## start Excerpted data

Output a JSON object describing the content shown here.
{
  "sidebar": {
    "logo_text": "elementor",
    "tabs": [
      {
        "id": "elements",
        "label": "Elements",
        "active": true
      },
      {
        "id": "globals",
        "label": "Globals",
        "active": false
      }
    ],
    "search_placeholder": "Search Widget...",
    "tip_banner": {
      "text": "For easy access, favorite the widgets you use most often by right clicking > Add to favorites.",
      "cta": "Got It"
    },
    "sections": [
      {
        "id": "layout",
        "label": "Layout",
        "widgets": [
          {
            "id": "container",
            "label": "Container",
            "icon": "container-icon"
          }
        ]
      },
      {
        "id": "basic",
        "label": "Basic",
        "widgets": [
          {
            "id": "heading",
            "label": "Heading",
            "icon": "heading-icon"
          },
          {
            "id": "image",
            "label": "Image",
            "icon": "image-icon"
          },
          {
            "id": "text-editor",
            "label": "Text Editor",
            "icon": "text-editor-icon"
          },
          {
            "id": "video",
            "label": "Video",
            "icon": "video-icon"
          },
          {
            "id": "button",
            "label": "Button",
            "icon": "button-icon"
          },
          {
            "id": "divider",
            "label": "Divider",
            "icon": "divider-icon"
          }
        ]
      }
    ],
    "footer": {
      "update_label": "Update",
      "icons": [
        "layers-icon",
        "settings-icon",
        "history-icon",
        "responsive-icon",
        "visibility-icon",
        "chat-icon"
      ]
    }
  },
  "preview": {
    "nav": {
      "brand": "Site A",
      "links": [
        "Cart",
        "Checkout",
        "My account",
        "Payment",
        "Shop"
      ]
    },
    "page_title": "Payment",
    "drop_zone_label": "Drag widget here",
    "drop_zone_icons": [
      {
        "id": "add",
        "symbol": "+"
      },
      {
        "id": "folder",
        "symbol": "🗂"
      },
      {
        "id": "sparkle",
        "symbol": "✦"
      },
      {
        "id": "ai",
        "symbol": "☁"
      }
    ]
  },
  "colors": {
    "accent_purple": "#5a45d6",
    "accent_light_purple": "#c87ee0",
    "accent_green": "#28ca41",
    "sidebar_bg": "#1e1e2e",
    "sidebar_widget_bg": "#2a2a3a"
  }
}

## end Excerpted data
## start Excerpted data

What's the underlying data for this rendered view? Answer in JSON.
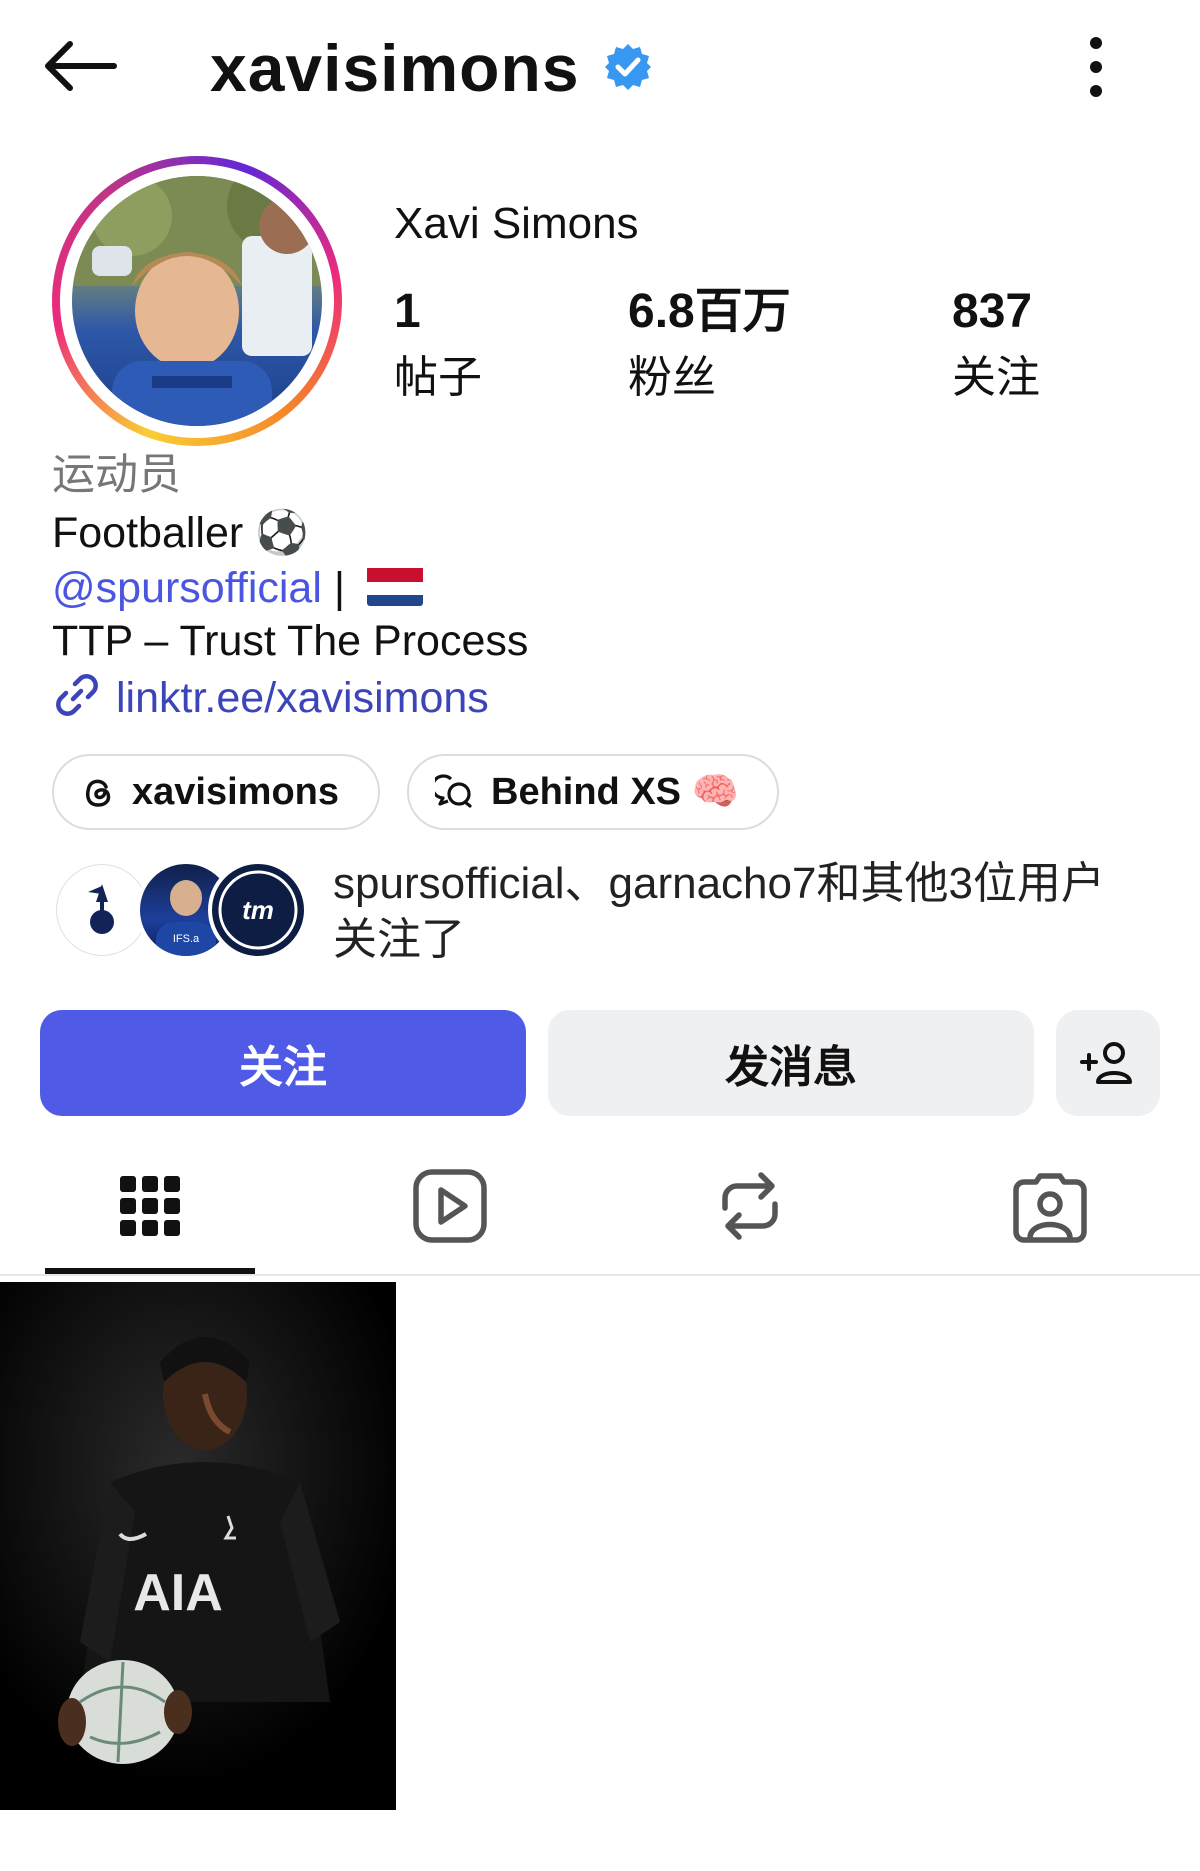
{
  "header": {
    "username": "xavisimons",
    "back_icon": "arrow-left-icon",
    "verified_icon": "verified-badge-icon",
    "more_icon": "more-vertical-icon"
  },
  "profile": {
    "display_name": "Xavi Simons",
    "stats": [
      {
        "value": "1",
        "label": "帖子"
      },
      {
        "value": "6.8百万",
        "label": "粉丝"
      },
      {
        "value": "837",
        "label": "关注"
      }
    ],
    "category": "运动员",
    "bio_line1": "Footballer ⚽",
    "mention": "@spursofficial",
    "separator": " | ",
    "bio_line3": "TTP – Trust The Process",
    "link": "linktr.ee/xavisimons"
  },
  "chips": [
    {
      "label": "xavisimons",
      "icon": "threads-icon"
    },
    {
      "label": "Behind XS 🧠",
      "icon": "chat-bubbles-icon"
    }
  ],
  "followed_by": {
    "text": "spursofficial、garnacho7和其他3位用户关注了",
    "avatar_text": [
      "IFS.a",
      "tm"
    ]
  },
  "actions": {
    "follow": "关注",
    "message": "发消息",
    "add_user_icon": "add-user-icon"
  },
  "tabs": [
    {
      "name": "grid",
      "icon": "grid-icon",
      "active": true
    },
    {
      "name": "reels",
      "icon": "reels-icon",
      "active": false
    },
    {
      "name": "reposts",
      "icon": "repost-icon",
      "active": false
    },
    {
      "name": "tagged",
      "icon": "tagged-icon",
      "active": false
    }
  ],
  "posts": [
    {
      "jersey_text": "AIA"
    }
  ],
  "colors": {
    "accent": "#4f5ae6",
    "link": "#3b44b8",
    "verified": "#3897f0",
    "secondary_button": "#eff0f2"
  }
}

## end Excerpted data

*Objective*.
Out of the preceding entries, pull every line containing the string "JSON".

*Solution to this exercise*.
Output a JSON object describing the content shown here.
What's the underlying data for this rendered view? Answer in JSON.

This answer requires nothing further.